** BEGIN Exercise input **

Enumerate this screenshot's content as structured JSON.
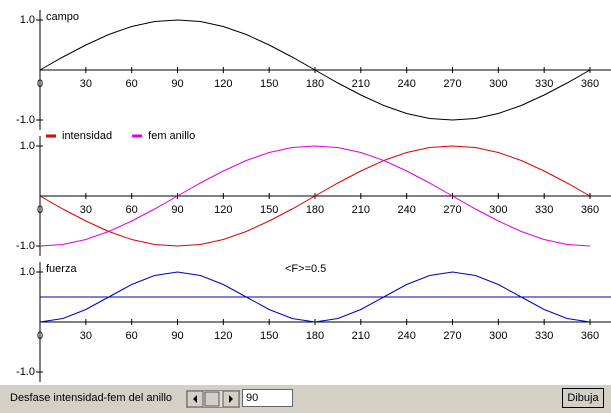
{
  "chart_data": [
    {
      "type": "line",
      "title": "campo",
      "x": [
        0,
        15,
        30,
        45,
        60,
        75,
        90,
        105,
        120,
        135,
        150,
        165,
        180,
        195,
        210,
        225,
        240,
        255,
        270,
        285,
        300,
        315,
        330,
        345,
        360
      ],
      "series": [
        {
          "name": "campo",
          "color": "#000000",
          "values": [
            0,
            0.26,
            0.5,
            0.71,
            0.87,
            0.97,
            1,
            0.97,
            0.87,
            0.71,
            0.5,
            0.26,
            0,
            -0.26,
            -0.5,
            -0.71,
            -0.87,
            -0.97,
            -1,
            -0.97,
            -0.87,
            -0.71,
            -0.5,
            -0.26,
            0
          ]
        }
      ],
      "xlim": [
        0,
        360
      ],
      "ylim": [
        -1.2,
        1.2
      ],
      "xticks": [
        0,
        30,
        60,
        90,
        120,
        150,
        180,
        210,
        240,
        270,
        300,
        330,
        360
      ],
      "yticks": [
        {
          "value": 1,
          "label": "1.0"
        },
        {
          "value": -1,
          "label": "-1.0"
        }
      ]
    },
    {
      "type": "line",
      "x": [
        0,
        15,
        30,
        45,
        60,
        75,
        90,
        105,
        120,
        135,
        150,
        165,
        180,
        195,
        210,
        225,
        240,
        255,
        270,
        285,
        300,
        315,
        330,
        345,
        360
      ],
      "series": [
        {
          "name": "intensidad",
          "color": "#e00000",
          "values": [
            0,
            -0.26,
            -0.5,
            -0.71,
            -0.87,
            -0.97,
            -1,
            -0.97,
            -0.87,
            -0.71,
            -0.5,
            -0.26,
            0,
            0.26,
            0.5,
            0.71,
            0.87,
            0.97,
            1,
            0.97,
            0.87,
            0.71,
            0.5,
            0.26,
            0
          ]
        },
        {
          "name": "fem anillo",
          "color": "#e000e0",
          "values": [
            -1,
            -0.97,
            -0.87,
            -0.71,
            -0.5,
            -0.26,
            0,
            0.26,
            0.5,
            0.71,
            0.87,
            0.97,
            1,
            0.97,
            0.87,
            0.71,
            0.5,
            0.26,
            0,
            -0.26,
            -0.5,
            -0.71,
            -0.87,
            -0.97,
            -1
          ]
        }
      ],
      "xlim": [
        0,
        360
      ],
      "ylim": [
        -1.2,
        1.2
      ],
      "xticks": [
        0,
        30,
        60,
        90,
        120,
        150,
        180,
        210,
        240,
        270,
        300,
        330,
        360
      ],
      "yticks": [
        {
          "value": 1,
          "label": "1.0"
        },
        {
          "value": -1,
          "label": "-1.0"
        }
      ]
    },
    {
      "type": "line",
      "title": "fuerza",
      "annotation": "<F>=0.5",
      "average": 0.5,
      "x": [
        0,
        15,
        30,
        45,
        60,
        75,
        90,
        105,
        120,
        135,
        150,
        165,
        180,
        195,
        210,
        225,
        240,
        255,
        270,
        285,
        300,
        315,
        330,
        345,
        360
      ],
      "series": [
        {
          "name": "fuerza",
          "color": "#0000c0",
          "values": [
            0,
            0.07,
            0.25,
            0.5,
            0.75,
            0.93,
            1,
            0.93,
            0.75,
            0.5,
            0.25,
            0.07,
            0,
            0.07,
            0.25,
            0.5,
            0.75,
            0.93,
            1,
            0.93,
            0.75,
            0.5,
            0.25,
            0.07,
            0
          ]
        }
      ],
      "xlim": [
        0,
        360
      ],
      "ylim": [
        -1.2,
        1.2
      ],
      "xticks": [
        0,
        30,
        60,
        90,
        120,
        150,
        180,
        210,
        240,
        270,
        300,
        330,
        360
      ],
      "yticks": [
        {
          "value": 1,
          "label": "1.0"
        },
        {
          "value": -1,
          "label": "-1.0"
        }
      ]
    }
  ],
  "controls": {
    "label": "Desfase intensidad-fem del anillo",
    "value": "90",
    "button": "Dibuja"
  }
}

** END Exercise input **
** BEGIN Exercise input **

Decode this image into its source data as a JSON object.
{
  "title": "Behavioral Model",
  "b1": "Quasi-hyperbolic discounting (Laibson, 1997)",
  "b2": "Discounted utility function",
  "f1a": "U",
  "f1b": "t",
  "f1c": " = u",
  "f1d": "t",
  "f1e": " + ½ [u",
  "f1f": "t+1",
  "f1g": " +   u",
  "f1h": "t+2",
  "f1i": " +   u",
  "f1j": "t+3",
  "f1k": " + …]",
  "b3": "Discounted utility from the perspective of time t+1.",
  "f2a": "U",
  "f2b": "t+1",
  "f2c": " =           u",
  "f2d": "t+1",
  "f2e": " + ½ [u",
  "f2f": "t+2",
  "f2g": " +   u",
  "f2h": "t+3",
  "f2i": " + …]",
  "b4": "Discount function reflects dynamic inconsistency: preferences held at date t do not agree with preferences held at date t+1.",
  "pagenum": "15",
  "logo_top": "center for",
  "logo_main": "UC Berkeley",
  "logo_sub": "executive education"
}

** END Exercise input **

• [Work to be completed]
Count every line in the entries above where the word "anillo" appears; respond with the number alone.

• [Output below]
2